** begin Given data **
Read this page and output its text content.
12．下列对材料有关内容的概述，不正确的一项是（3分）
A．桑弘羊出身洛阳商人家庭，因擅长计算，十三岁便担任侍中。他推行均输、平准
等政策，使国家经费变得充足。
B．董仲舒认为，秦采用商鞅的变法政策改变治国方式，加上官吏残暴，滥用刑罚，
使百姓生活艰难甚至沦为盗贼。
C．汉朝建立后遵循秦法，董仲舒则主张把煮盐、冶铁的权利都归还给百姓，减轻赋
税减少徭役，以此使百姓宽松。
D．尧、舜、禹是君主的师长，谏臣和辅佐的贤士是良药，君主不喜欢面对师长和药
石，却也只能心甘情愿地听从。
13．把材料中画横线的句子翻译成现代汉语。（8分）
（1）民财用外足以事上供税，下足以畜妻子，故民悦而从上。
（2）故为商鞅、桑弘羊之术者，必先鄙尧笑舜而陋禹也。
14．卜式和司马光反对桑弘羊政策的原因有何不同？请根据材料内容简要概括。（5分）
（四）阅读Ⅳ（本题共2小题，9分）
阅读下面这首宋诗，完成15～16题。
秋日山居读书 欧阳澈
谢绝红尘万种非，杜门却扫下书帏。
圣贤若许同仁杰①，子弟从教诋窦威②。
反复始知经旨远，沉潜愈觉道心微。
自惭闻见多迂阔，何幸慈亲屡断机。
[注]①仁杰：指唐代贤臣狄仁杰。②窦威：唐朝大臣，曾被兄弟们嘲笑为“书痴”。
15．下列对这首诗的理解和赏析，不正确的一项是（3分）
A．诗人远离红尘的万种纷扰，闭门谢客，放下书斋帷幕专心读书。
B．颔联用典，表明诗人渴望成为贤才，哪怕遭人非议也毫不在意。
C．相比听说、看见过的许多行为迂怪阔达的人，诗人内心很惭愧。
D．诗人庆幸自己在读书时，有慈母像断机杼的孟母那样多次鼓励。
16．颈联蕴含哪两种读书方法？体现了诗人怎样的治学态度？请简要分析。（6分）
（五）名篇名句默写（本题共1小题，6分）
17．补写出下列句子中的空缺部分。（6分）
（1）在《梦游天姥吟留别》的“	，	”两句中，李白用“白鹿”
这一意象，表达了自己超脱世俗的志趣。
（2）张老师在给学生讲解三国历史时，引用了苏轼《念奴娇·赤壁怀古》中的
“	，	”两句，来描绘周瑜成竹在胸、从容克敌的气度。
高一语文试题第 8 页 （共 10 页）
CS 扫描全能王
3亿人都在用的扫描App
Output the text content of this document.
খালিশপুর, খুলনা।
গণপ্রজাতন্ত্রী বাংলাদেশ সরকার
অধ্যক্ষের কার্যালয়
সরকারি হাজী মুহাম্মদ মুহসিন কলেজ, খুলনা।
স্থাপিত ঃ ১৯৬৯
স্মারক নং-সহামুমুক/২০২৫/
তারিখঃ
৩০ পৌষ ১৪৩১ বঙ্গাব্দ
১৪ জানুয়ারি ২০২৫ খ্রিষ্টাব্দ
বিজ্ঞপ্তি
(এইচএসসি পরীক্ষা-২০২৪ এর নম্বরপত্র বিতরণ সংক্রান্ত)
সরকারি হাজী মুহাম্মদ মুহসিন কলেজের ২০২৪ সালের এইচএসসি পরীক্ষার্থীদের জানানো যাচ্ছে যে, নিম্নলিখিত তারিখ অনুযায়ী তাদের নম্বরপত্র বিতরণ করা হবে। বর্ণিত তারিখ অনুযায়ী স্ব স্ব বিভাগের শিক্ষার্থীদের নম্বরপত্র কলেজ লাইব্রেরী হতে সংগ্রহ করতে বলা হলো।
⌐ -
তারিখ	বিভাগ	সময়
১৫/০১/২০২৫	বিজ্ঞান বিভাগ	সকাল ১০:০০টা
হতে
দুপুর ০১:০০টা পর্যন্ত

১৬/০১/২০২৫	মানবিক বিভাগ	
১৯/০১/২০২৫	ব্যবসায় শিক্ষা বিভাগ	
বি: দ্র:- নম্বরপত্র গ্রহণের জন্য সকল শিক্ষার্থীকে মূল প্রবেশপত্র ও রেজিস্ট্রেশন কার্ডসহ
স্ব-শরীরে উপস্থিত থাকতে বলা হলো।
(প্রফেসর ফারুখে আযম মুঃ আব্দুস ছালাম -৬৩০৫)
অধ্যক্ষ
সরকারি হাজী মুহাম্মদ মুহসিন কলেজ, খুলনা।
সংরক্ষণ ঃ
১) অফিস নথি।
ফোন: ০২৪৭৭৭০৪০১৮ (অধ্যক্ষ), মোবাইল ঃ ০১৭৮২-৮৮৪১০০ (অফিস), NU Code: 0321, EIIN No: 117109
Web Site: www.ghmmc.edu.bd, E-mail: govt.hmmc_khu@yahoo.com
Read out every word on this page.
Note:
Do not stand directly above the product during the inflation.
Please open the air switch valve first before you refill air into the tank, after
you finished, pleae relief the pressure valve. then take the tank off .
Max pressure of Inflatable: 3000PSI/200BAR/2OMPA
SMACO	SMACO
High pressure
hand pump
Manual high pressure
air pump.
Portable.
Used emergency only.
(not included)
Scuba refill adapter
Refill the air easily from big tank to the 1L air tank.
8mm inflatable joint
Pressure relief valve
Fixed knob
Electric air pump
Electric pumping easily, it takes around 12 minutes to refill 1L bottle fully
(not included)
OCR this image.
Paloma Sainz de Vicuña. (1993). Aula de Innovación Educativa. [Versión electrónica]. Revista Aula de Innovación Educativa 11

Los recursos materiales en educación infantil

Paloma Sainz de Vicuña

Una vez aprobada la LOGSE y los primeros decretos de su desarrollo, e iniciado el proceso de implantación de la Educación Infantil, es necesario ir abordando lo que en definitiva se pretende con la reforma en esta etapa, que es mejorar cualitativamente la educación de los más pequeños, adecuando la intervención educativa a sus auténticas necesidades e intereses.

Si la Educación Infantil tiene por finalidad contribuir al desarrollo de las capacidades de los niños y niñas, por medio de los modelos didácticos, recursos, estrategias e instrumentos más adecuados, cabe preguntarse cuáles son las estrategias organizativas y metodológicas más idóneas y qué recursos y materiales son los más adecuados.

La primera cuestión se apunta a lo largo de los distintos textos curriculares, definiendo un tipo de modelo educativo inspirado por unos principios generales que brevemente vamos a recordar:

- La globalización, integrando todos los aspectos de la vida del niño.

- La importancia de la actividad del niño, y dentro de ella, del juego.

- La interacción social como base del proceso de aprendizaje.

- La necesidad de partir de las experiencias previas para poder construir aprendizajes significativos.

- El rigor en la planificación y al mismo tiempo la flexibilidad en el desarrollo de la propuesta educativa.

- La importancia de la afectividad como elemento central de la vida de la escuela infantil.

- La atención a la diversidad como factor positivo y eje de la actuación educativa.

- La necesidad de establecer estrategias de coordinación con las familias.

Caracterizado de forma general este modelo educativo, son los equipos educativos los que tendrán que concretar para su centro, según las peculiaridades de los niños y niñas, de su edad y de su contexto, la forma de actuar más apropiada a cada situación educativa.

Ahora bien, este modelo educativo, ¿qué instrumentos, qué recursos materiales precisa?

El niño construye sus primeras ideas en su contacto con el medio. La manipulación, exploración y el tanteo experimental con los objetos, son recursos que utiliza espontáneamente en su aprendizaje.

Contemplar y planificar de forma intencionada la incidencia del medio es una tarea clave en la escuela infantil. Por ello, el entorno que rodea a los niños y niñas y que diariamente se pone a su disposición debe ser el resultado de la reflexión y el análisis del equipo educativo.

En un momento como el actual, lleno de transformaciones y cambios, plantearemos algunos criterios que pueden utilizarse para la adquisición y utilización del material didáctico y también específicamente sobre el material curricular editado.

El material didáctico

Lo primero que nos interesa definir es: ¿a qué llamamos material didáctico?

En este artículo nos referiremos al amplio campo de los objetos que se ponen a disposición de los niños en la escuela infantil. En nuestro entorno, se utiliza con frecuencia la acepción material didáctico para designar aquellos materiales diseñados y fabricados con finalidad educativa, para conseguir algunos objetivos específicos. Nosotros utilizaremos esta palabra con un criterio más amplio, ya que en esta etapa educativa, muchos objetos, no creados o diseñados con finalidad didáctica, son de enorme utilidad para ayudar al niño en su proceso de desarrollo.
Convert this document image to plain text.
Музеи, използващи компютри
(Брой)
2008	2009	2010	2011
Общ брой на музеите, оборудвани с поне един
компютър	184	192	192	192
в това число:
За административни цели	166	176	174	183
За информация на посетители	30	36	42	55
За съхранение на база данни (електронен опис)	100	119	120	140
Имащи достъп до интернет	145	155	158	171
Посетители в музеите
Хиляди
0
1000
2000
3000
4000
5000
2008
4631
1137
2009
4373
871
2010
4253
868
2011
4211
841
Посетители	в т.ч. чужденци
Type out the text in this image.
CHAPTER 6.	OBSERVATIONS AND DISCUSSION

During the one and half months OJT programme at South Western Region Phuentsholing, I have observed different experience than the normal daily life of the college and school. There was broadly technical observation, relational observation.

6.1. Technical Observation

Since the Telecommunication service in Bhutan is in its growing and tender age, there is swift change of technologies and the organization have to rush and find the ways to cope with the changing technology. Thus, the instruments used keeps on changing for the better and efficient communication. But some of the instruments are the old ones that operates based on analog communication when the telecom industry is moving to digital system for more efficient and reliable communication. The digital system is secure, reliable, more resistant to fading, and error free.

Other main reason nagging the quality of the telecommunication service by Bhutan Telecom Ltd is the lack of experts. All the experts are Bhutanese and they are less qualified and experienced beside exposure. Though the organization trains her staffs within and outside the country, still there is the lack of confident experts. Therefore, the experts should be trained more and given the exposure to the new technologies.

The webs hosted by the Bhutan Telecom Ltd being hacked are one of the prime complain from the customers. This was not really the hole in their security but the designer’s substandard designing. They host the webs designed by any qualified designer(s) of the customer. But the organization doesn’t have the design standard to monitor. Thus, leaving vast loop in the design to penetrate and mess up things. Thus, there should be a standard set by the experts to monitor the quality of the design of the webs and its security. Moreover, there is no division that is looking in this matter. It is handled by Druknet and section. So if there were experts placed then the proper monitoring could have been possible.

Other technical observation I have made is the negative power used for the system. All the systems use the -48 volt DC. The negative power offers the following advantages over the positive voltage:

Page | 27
** end Given data **
**Directions for this task**
Tally how many lines of the material contain the word "educativo". The answer must be the number and nothing else.

**Answer**
4